| Exercise details |
Could you write out the records below exactly as they appear?

**********

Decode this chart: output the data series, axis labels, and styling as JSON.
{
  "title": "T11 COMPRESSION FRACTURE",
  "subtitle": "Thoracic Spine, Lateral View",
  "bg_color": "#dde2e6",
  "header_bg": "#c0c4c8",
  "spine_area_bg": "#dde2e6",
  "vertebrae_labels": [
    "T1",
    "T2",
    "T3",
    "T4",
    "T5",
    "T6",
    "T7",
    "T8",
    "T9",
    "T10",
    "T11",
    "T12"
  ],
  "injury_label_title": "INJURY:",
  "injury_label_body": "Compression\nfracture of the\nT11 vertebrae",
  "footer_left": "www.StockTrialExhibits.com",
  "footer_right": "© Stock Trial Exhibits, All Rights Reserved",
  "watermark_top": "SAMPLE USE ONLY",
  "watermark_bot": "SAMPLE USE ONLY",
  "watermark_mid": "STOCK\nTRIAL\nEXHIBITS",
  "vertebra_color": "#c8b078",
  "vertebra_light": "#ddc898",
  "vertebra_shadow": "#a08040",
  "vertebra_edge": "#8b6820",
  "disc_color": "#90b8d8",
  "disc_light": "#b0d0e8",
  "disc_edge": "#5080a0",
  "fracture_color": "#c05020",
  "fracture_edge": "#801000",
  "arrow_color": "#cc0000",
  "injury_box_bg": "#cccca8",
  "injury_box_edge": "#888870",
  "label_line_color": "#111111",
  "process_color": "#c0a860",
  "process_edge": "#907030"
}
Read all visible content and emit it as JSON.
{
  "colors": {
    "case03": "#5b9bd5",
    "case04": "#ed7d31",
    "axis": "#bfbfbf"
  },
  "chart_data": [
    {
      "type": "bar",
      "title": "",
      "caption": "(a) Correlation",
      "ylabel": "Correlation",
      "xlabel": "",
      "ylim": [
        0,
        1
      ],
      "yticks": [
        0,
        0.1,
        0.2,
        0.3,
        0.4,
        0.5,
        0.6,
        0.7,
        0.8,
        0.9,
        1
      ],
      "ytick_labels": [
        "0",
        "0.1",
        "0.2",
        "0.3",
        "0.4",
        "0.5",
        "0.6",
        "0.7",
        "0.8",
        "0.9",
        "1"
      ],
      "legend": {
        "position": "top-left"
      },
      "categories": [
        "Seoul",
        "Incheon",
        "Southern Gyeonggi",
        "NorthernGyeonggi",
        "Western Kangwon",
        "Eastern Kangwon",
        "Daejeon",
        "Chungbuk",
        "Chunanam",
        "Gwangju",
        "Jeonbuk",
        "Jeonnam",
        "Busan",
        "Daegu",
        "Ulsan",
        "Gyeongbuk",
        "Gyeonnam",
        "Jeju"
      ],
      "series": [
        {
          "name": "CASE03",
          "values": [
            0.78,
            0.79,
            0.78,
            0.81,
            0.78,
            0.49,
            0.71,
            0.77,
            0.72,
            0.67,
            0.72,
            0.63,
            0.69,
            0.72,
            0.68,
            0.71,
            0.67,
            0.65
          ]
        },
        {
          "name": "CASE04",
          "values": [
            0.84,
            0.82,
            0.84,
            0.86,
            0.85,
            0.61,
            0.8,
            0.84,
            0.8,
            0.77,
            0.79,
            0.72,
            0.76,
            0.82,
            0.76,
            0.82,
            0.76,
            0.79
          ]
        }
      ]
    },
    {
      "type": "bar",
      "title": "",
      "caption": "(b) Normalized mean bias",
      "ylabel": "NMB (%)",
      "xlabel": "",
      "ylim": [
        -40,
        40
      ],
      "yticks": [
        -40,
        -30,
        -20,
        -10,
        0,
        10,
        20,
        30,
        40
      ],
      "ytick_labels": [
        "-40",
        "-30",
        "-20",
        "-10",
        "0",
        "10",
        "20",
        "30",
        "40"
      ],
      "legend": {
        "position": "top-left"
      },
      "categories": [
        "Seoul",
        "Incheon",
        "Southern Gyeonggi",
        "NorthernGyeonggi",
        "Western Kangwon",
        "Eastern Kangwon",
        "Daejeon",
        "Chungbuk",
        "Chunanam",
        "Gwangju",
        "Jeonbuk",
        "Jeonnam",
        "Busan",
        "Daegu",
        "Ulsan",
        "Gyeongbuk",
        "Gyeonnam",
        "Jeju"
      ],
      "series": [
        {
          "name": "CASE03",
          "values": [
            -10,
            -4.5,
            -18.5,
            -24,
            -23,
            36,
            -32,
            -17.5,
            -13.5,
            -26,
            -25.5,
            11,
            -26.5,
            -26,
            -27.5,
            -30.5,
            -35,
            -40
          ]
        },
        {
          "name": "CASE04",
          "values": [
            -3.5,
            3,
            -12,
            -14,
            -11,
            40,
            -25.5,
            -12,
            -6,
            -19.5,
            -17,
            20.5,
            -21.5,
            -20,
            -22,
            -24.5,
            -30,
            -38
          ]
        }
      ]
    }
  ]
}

**********

| Finished exercise |
Decode this chart: output the data series, axis labels, and styling as JSON.
{
  "title": "T11 COMPRESSION FRACTURE",
  "subtitle": "Thoracic Spine, Lateral View",
  "bg_color": "#dde2e6",
  "header_bg": "#c0c4c8",
  "spine_area_bg": "#dde2e6",
  "vertebrae_labels": [
    "T1",
    "T2",
    "T3",
    "T4",
    "T5",
    "T6",
    "T7",
    "T8",
    "T9",
    "T10",
    "T11",
    "T12"
  ],
  "injury_label_title": "INJURY:",
  "injury_label_body": "Compression\nfracture of the\nT11 vertebrae",
  "footer_left": "www.StockTrialExhibits.com",
  "footer_right": "© Stock Trial Exhibits, All Rights Reserved",
  "watermark_top": "SAMPLE USE ONLY",
  "watermark_bot": "SAMPLE USE ONLY",
  "watermark_mid": "STOCK\nTRIAL\nEXHIBITS",
  "vertebra_color": "#c8b078",
  "vertebra_light": "#ddc898",
  "vertebra_shadow": "#a08040",
  "vertebra_edge": "#8b6820",
  "disc_color": "#90b8d8",
  "disc_light": "#b0d0e8",
  "disc_edge": "#5080a0",
  "fracture_color": "#c05020",
  "fracture_edge": "#801000",
  "arrow_color": "#cc0000",
  "injury_box_bg": "#cccca8",
  "injury_box_edge": "#888870",
  "label_line_color": "#111111",
  "process_color": "#c0a860",
  "process_edge": "#907030"
}
Read all visible content and emit it as JSON.
{
  "colors": {
    "case03": "#5b9bd5",
    "case04": "#ed7d31",
    "axis": "#bfbfbf"
  },
  "chart_data": [
    {
      "type": "bar",
      "title": "",
      "caption": "(a) Correlation",
      "ylabel": "Correlation",
      "xlabel": "",
      "ylim": [
        0,
        1
      ],
      "yticks": [
        0,
        0.1,
        0.2,
        0.3,
        0.4,
        0.5,
        0.6,
        0.7,
        0.8,
        0.9,
        1
      ],
      "ytick_labels": [
        "0",
        "0.1",
        "0.2",
        "0.3",
        "0.4",
        "0.5",
        "0.6",
        "0.7",
        "0.8",
        "0.9",
        "1"
      ],
      "legend": {
        "position": "top-left"
      },
      "categories": [
        "Seoul",
        "Incheon",
        "Southern Gyeonggi",
        "NorthernGyeonggi",
        "Western Kangwon",
        "Eastern Kangwon",
        "Daejeon",
        "Chungbuk",
        "Chunanam",
        "Gwangju",
        "Jeonbuk",
        "Jeonnam",
        "Busan",
        "Daegu",
        "Ulsan",
        "Gyeongbuk",
        "Gyeonnam",
        "Jeju"
      ],
      "series": [
        {
          "name": "CASE03",
          "values": [
            0.78,
            0.79,
            0.78,
            0.81,
            0.78,
            0.49,
            0.71,
            0.77,
            0.72,
            0.67,
            0.72,
            0.63,
            0.69,
            0.72,
            0.68,
            0.71,
            0.67,
            0.65
          ]
        },
        {
          "name": "CASE04",
          "values": [
            0.84,
            0.82,
            0.84,
            0.86,
            0.85,
            0.61,
            0.8,
            0.84,
            0.8,
            0.77,
            0.79,
            0.72,
            0.76,
            0.82,
            0.76,
            0.82,
            0.76,
            0.79
          ]
        }
      ]
    },
    {
      "type": "bar",
      "title": "",
      "caption": "(b) Normalized mean bias",
      "ylabel": "NMB (%)",
      "xlabel": "",
      "ylim": [
        -40,
        40
      ],
      "yticks": [
        -40,
        -30,
        -20,
        -10,
        0,
        10,
        20,
        30,
        40
      ],
      "ytick_labels": [
        "-40",
        "-30",
        "-20",
        "-10",
        "0",
        "10",
        "20",
        "30",
        "40"
      ],
      "legend": {
        "position": "top-left"
      },
      "categories": [
        "Seoul",
        "Incheon",
        "Southern Gyeonggi",
        "NorthernGyeonggi",
        "Western Kangwon",
        "Eastern Kangwon",
        "Daejeon",
        "Chungbuk",
        "Chunanam",
        "Gwangju",
        "Jeonbuk",
        "Jeonnam",
        "Busan",
        "Daegu",
        "Ulsan",
        "Gyeongbuk",
        "Gyeonnam",
        "Jeju"
      ],
      "series": [
        {
          "name": "CASE03",
          "values": [
            -10,
            -4.5,
            -18.5,
            -24,
            -23,
            36,
            -32,
            -17.5,
            -13.5,
            -26,
            -25.5,
            11,
            -26.5,
            -26,
            -27.5,
            -30.5,
            -35,
            -40
          ]
        },
        {
          "name": "CASE04",
          "values": [
            -3.5,
            3,
            -12,
            -14,
            -11,
            40,
            -25.5,
            -12,
            -6,
            -19.5,
            -17,
            20.5,
            -21.5,
            -20,
            -22,
            -24.5,
            -30,
            -38
          ]
        }
      ]
    }
  ]
}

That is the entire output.